• TASK GOAL
Find the string "text" in the records. Copy every line it appears in.

• SUPPLIED DATA
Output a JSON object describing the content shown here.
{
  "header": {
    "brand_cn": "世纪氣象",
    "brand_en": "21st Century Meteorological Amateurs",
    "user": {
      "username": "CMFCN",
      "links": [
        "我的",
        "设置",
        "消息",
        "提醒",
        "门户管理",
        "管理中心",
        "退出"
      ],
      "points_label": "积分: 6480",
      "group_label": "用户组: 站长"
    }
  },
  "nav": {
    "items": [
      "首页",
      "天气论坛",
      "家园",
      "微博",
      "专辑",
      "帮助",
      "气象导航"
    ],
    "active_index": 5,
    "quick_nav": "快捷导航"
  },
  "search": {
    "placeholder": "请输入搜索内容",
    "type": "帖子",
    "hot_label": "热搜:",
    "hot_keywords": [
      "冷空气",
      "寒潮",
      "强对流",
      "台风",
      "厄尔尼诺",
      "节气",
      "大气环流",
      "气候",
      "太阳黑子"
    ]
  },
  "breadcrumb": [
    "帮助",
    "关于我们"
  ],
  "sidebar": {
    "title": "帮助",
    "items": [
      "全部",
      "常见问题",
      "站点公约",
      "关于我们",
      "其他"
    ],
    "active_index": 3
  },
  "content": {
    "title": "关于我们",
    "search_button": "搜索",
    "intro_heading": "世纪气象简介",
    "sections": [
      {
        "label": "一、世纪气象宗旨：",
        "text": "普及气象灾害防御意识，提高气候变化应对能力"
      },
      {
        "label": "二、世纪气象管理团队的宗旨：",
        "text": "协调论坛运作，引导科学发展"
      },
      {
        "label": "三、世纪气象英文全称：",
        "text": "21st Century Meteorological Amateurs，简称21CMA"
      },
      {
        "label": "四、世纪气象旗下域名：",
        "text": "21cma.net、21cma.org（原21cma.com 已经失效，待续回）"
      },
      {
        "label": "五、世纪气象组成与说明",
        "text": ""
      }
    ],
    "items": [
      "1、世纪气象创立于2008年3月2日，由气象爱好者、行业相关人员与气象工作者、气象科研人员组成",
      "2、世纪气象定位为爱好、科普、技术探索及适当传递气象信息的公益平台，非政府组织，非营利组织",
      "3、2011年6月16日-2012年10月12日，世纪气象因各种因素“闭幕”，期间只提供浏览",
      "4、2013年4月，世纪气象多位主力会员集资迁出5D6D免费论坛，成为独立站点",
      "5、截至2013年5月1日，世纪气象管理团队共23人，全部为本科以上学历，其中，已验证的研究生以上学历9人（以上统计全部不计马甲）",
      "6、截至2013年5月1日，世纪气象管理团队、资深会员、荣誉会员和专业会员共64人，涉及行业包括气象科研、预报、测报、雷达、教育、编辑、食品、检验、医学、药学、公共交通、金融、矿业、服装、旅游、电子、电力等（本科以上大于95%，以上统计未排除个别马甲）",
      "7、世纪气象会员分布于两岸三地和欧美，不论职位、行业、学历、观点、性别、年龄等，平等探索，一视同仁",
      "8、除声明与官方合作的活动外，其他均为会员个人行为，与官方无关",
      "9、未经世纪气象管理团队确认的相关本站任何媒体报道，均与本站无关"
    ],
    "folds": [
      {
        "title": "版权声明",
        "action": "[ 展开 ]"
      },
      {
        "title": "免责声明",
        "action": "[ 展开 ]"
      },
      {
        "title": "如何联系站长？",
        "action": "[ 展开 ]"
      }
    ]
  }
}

• OUTPUT
        "text": "普及气象灾害防御意识，提高气候变化应对能力"
        "text": "协调论坛运作，引导科学发展"
        "text": "21st Century Meteorological Amateurs，简称21CMA"
        "text": "21cma.net、21cma.org（原21cma.com 已经失效，待续回）"
        "text": ""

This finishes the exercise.